*Objective*. Produce a word-for-word copy of the listing below without its pictures.

[Entries with figure data]
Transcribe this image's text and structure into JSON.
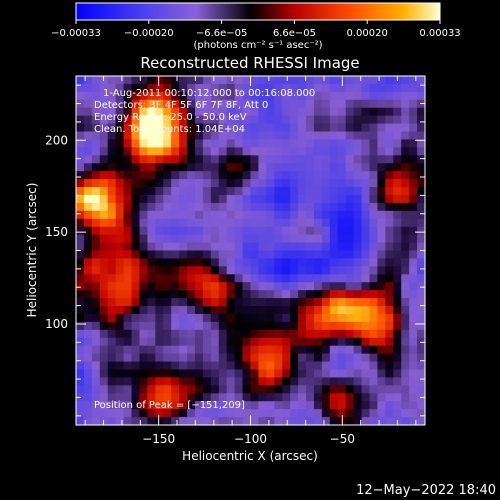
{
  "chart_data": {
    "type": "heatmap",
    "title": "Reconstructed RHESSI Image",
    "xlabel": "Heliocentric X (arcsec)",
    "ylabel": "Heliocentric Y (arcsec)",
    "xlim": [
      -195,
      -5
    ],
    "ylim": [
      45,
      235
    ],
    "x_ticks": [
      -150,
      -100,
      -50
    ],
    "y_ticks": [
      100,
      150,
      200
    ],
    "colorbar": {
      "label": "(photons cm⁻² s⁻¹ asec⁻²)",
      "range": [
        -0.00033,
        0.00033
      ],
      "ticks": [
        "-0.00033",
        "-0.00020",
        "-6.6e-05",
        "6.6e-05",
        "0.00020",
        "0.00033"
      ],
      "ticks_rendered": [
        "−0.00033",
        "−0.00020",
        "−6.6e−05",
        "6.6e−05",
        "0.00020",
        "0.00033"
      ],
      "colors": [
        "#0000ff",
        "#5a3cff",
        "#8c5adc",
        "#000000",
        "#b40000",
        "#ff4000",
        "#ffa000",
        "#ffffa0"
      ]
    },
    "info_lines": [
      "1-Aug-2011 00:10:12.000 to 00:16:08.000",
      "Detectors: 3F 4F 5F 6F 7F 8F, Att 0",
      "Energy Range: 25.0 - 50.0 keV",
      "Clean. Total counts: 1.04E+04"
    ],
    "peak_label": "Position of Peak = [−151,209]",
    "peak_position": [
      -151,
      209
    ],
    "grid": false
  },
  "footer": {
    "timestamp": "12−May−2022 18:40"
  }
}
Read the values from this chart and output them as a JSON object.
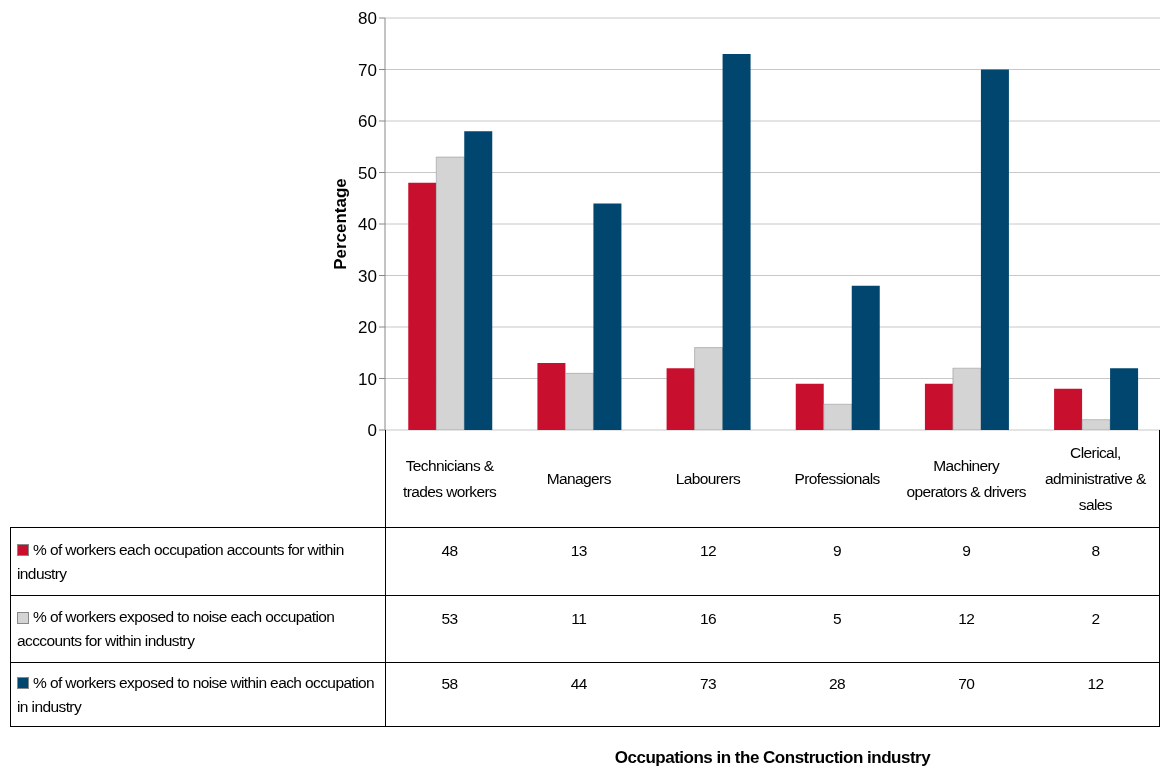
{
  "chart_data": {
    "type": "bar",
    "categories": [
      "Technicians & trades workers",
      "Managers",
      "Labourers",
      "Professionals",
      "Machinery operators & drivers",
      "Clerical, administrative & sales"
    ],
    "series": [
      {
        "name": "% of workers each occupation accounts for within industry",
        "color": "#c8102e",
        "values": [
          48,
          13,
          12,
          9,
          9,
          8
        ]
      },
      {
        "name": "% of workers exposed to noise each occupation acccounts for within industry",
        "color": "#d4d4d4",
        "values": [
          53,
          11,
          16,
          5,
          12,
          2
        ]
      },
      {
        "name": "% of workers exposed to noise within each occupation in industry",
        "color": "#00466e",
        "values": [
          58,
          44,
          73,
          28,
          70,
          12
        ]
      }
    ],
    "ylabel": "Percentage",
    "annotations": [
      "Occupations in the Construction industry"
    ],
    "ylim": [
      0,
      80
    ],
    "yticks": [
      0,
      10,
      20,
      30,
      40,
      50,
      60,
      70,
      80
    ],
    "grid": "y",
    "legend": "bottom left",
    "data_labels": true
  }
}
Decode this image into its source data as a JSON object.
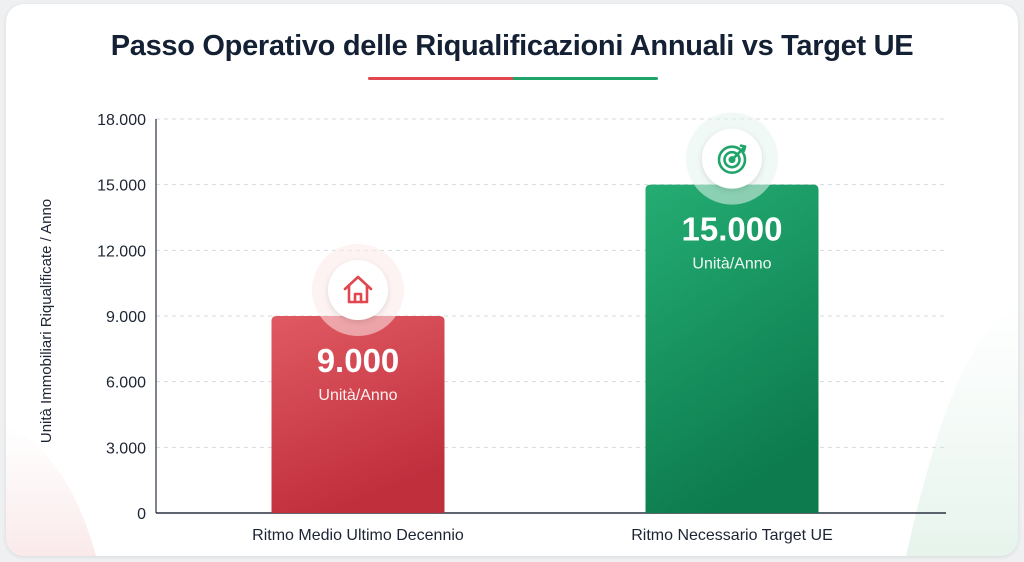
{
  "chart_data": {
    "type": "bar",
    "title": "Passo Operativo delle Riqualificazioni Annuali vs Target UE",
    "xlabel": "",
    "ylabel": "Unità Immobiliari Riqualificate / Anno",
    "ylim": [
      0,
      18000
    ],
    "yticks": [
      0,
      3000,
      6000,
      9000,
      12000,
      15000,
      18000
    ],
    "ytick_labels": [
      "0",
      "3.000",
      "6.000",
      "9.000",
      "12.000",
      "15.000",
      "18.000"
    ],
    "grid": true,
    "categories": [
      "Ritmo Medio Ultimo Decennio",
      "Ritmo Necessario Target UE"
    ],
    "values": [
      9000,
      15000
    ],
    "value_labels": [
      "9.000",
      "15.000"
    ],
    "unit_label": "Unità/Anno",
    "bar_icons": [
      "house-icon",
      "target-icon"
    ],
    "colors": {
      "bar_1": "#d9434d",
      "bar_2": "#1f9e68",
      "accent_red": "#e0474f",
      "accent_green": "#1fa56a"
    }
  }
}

*Solution below*.
Transcribe this image's text and structure into JSON.
{
  "chart_data": {
    "type": "heatmap",
    "title": "Reconstructed RHESSI Image",
    "xlabel": "Heliocentric X (arcsec)",
    "ylabel": "Heliocentric Y (arcsec)",
    "xlim": [
      -195,
      -5
    ],
    "ylim": [
      45,
      235
    ],
    "x_ticks": [
      -150,
      -100,
      -50
    ],
    "y_ticks": [
      100,
      150,
      200
    ],
    "colorbar": {
      "label": "(photons cm⁻² s⁻¹ asec⁻²)",
      "range": [
        -0.00033,
        0.00033
      ],
      "ticks": [
        "-0.00033",
        "-0.00020",
        "-6.6e-05",
        "6.6e-05",
        "0.00020",
        "0.00033"
      ],
      "ticks_rendered": [
        "−0.00033",
        "−0.00020",
        "−6.6e−05",
        "6.6e−05",
        "0.00020",
        "0.00033"
      ],
      "colors": [
        "#0000ff",
        "#5a3cff",
        "#8c5adc",
        "#000000",
        "#b40000",
        "#ff4000",
        "#ffa000",
        "#ffffa0"
      ]
    },
    "info_lines": [
      "1-Aug-2011 00:10:12.000 to 00:16:08.000",
      "Detectors: 3F 4F 5F 6F 7F 8F, Att 0",
      "Energy Range: 25.0 - 50.0 keV",
      "Clean. Total counts: 1.04E+04"
    ],
    "peak_label": "Position of Peak = [−151,209]",
    "peak_position": [
      -151,
      209
    ],
    "grid": false
  },
  "footer": {
    "timestamp": "12−May−2022 18:40"
  }
}
Read the values from this chart and output them as a JSON object.
{
  "chart_data": {
    "type": "bar",
    "categories": [
      "Technicians & trades workers",
      "Managers",
      "Labourers",
      "Professionals",
      "Machinery operators & drivers",
      "Clerical, administrative & sales"
    ],
    "series": [
      {
        "name": "% of workers each occupation accounts for within industry",
        "color": "#c8102e",
        "values": [
          48,
          13,
          12,
          9,
          9,
          8
        ]
      },
      {
        "name": "% of workers exposed to noise each occupation acccounts for within industry",
        "color": "#d4d4d4",
        "values": [
          53,
          11,
          16,
          5,
          12,
          2
        ]
      },
      {
        "name": "% of workers exposed to noise within each occupation in industry",
        "color": "#00466e",
        "values": [
          58,
          44,
          73,
          28,
          70,
          12
        ]
      }
    ],
    "ylabel": "Percentage",
    "annotations": [
      "Occupations in the Construction industry"
    ],
    "ylim": [
      0,
      80
    ],
    "yticks": [
      0,
      10,
      20,
      30,
      40,
      50,
      60,
      70,
      80
    ],
    "grid": "y",
    "legend": "bottom left",
    "data_labels": true
  }
}
Decode this image into its source data as a JSON object.
{
  "chart_data": {
    "type": "bar",
    "title": "Passo Operativo delle Riqualificazioni Annuali vs Target UE",
    "xlabel": "",
    "ylabel": "Unità Immobiliari Riqualificate / Anno",
    "ylim": [
      0,
      18000
    ],
    "yticks": [
      0,
      3000,
      6000,
      9000,
      12000,
      15000,
      18000
    ],
    "ytick_labels": [
      "0",
      "3.000",
      "6.000",
      "9.000",
      "12.000",
      "15.000",
      "18.000"
    ],
    "grid": true,
    "categories": [
      "Ritmo Medio Ultimo Decennio",
      "Ritmo Necessario Target UE"
    ],
    "values": [
      9000,
      15000
    ],
    "value_labels": [
      "9.000",
      "15.000"
    ],
    "unit_label": "Unità/Anno",
    "bar_icons": [
      "house-icon",
      "target-icon"
    ],
    "colors": {
      "bar_1": "#d9434d",
      "bar_2": "#1f9e68",
      "accent_red": "#e0474f",
      "accent_green": "#1fa56a"
    }
  }
}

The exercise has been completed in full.